Records from a dataset
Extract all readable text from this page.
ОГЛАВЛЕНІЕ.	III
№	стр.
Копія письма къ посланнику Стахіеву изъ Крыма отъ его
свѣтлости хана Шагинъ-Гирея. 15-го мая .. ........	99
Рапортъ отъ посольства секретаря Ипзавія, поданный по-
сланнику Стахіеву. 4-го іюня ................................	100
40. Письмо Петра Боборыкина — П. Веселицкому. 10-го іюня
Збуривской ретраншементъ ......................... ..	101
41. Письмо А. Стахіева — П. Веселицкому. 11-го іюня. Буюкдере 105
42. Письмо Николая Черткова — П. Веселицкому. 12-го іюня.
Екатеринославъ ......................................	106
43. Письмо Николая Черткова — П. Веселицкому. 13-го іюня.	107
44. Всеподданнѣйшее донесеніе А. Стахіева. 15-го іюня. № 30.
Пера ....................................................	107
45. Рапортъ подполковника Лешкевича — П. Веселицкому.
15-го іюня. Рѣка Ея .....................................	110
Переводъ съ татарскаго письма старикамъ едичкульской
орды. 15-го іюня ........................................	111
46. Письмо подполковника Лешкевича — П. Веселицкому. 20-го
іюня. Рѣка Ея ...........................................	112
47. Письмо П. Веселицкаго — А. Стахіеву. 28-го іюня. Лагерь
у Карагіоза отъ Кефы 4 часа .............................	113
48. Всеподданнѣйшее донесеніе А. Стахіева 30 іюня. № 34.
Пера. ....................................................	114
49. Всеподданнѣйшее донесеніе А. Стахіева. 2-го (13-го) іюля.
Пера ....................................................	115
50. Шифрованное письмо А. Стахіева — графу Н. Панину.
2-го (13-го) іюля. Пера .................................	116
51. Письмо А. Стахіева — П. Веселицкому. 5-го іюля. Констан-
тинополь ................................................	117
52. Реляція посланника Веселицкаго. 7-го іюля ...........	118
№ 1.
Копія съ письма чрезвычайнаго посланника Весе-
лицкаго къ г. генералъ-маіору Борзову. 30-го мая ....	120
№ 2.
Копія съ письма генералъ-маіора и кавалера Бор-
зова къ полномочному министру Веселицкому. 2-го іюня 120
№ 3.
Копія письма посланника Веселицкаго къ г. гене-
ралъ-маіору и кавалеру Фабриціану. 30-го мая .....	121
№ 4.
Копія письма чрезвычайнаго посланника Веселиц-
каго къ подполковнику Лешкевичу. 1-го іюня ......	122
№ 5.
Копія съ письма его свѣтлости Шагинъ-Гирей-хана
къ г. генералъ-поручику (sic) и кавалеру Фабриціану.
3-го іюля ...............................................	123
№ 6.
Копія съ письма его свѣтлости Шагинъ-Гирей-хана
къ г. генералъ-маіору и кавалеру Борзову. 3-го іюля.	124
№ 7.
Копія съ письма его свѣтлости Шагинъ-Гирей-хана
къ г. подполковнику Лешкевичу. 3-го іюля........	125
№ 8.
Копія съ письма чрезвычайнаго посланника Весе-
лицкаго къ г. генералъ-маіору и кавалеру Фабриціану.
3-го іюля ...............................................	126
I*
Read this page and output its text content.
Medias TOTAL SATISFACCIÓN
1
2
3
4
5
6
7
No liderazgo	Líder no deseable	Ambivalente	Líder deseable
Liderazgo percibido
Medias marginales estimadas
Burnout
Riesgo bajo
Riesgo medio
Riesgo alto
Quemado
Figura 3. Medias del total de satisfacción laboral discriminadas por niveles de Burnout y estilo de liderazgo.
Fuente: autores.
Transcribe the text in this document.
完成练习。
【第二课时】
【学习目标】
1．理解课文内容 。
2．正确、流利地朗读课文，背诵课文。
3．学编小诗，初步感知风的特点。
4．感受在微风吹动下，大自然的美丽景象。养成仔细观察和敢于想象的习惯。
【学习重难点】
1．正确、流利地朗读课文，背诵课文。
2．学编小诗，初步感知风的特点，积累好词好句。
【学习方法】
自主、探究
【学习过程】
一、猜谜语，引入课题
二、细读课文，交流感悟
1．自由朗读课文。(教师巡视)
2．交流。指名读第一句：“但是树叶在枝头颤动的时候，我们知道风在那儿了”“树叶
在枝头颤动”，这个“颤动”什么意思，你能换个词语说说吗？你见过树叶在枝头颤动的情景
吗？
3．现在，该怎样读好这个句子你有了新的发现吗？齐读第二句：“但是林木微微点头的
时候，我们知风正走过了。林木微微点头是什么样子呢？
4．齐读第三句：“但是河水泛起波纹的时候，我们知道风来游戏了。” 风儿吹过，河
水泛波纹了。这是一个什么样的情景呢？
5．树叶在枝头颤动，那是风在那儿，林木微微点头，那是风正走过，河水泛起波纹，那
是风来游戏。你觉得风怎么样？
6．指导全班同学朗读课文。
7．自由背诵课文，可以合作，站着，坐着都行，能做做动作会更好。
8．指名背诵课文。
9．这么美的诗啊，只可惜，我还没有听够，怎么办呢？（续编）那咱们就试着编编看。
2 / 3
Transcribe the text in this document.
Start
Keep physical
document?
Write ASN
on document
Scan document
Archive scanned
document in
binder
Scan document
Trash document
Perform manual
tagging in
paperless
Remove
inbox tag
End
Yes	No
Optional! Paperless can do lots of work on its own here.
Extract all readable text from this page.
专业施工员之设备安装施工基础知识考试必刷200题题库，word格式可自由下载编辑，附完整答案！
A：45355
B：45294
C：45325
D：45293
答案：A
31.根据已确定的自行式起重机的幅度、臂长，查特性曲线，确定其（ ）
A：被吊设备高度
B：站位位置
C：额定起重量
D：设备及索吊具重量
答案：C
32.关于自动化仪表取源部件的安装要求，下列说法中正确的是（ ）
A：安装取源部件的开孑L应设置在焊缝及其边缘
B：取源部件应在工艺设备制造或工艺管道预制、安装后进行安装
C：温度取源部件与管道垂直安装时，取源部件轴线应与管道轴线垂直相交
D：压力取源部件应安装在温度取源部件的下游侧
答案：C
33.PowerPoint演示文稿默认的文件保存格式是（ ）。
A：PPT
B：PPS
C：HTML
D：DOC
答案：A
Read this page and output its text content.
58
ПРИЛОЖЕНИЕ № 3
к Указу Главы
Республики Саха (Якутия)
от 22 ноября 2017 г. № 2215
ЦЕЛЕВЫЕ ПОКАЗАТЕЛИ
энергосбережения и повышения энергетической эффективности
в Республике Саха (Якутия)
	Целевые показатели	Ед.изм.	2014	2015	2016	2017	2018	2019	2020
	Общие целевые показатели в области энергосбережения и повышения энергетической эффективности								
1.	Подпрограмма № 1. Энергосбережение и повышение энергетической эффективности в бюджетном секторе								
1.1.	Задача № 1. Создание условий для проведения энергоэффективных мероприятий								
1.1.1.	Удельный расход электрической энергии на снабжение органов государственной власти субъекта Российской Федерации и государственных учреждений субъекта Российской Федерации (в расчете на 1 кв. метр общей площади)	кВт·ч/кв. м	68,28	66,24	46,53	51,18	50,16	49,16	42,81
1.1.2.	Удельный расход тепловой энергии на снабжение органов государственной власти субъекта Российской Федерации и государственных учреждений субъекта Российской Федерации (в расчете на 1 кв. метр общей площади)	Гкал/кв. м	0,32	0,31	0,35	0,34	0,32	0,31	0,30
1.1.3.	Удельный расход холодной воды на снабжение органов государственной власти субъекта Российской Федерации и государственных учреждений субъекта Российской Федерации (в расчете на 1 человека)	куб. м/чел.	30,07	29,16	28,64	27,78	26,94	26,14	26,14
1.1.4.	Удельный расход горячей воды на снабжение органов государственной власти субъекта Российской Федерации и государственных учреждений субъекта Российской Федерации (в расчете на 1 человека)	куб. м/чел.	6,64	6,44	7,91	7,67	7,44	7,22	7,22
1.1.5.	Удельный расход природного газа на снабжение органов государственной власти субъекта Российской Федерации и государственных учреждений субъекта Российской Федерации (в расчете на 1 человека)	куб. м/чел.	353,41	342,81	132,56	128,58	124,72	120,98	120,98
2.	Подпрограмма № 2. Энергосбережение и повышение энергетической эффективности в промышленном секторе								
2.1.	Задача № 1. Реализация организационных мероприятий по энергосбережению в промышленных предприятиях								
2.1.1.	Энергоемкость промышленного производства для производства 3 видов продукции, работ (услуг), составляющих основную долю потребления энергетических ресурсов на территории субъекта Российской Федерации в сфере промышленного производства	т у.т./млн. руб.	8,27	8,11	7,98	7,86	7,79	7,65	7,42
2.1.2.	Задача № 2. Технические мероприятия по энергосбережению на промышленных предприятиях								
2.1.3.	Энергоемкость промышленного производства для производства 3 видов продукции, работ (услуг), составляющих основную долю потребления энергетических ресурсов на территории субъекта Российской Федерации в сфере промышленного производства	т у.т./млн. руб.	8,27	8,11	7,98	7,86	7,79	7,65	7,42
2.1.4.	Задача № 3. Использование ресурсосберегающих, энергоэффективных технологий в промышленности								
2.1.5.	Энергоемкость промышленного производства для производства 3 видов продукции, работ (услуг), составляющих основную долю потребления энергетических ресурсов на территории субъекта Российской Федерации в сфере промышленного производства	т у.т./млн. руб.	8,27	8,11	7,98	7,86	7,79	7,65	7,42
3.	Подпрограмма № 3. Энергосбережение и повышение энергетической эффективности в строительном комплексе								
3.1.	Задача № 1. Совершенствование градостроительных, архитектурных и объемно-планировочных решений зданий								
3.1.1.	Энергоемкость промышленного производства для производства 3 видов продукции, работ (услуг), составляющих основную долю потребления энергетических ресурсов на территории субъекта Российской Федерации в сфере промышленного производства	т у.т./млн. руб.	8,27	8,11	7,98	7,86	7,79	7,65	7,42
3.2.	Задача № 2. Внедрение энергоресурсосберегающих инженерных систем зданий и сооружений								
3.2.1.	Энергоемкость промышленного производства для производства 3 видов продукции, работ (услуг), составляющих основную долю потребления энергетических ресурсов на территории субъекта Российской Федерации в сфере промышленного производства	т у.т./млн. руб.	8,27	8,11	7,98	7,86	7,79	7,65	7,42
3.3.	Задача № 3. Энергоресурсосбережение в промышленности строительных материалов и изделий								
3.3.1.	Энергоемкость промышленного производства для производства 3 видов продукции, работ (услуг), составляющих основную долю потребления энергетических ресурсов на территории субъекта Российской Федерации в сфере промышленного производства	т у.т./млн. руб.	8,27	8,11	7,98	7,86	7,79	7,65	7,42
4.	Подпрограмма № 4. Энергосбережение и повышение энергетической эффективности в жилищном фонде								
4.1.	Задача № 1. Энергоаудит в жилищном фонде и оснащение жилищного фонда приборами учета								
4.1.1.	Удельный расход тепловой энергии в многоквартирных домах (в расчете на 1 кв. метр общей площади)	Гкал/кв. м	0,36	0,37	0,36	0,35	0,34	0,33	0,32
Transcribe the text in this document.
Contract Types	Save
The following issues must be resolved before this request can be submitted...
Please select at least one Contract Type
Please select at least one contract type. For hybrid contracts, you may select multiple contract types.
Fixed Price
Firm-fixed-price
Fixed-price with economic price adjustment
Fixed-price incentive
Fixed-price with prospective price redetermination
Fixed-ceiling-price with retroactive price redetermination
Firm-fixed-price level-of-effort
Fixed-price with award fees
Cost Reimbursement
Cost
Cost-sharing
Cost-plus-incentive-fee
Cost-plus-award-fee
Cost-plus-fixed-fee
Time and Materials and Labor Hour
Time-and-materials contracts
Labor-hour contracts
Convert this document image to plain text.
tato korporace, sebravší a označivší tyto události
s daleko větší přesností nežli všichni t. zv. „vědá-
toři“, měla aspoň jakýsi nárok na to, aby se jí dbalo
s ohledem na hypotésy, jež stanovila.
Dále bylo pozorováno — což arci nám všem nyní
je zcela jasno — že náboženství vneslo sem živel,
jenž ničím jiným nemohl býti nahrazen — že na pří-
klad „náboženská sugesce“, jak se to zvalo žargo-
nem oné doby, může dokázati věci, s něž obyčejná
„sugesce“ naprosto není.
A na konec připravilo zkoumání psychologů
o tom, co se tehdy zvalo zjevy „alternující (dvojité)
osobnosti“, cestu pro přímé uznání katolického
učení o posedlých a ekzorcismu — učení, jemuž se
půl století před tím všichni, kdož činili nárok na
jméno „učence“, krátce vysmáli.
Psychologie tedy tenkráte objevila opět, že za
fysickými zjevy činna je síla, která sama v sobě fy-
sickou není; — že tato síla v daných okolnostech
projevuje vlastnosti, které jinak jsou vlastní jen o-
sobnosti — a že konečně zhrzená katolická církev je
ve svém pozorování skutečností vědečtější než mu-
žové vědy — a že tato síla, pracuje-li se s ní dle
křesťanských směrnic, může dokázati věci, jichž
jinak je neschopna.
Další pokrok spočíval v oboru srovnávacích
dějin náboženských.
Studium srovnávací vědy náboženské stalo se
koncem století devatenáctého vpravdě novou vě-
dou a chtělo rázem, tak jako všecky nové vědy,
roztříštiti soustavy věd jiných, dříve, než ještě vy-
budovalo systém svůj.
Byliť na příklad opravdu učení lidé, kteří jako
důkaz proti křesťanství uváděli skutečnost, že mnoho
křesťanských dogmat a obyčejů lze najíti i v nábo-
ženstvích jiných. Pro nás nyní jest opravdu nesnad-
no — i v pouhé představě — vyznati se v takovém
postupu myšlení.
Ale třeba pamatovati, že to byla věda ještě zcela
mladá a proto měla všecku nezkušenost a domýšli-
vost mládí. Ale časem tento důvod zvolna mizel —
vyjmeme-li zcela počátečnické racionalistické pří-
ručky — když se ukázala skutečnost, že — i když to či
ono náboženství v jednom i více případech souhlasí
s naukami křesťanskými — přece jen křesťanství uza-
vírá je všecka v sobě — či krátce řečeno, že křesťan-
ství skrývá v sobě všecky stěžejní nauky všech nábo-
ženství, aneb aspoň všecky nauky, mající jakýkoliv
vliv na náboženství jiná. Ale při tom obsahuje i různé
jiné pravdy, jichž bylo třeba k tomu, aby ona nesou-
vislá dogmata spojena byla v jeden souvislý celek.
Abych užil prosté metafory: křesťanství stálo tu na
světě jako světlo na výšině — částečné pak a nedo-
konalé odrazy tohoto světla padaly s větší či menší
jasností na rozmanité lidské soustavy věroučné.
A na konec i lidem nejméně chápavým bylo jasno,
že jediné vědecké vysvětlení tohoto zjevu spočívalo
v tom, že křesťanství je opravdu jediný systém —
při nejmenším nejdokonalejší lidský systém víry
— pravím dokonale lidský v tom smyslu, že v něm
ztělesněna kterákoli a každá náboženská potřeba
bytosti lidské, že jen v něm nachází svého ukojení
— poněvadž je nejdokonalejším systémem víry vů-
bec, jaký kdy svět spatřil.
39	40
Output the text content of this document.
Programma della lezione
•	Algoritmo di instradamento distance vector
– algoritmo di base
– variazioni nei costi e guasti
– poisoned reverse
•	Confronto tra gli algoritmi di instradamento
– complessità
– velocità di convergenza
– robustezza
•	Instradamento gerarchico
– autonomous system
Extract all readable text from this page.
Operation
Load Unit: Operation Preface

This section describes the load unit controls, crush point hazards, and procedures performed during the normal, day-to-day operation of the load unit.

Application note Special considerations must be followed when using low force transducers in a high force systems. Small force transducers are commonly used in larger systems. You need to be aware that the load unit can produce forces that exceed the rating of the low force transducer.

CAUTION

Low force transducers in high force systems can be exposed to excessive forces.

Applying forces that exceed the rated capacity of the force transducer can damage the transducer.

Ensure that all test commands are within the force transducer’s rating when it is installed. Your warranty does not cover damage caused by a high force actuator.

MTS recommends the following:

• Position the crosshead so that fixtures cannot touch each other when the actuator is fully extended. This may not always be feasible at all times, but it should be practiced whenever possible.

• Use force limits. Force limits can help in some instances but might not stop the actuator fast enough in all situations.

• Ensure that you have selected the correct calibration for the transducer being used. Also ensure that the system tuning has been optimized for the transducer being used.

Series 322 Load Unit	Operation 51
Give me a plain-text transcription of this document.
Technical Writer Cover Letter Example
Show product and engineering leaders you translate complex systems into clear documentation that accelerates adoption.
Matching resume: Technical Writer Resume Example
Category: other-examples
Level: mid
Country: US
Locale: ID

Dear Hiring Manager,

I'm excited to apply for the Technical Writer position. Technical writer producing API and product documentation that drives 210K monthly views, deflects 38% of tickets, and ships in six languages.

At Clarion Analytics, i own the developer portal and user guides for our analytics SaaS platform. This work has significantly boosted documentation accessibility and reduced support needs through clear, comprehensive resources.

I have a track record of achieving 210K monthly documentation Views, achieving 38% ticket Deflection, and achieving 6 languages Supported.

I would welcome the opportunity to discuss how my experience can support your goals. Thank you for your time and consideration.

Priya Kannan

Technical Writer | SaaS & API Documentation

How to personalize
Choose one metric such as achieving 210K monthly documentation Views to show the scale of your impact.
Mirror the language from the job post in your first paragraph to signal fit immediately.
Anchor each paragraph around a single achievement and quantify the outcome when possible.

> _Exercise details_:
What is the number of lines above that contain "мероприятий"? Answer with that number only.

> _Result of this exercise_:
2